What is required - Transcribe the full listing below exactly.

## start Exercise input

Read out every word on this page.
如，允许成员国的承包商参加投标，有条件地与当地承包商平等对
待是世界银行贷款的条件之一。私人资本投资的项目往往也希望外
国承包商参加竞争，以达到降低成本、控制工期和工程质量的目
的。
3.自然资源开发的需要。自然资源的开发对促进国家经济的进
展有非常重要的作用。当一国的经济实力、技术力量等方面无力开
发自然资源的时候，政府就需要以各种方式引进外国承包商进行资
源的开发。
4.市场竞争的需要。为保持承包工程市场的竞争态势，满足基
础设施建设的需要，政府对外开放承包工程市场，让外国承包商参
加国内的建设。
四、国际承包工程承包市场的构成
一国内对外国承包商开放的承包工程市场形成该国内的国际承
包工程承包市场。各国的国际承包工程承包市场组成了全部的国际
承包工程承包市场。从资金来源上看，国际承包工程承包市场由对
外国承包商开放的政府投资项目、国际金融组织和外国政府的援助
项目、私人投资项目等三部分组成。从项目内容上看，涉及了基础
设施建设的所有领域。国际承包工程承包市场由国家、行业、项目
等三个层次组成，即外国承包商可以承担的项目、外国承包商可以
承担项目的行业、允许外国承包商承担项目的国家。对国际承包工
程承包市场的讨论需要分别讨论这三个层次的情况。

## end Exercise input

Answer -
Read out every word on this page.
如，允许成员国的承包商参加投标，有条件地与当地承包商平等对
待是世界银行贷款的条件之一。私人资本投资的项目往往也希望外
国承包商参加竞争，以达到降低成本、控制工期和工程质量的目
的。
3.自然资源开发的需要。自然资源的开发对促进国家经济的进
展有非常重要的作用。当一国的经济实力、技术力量等方面无力开
发自然资源的时候，政府就需要以各种方式引进外国承包商进行资
源的开发。
4.市场竞争的需要。为保持承包工程市场的竞争态势，满足基
础设施建设的需要，政府对外开放承包工程市场，让外国承包商参
加国内的建设。
四、国际承包工程承包市场的构成
一国内对外国承包商开放的承包工程市场形成该国内的国际承
包工程承包市场。各国的国际承包工程承包市场组成了全部的国际
承包工程承包市场。从资金来源上看，国际承包工程承包市场由对
外国承包商开放的政府投资项目、国际金融组织和外国政府的援助
项目、私人投资项目等三部分组成。从项目内容上看，涉及了基础
设施建设的所有领域。国际承包工程承包市场由国家、行业、项目
等三个层次组成，即外国承包商可以承担的项目、外国承包商可以
承担项目的行业、允许外国承包商承担项目的国家。对国际承包工
程承包市场的讨论需要分别讨论这三个层次的情况。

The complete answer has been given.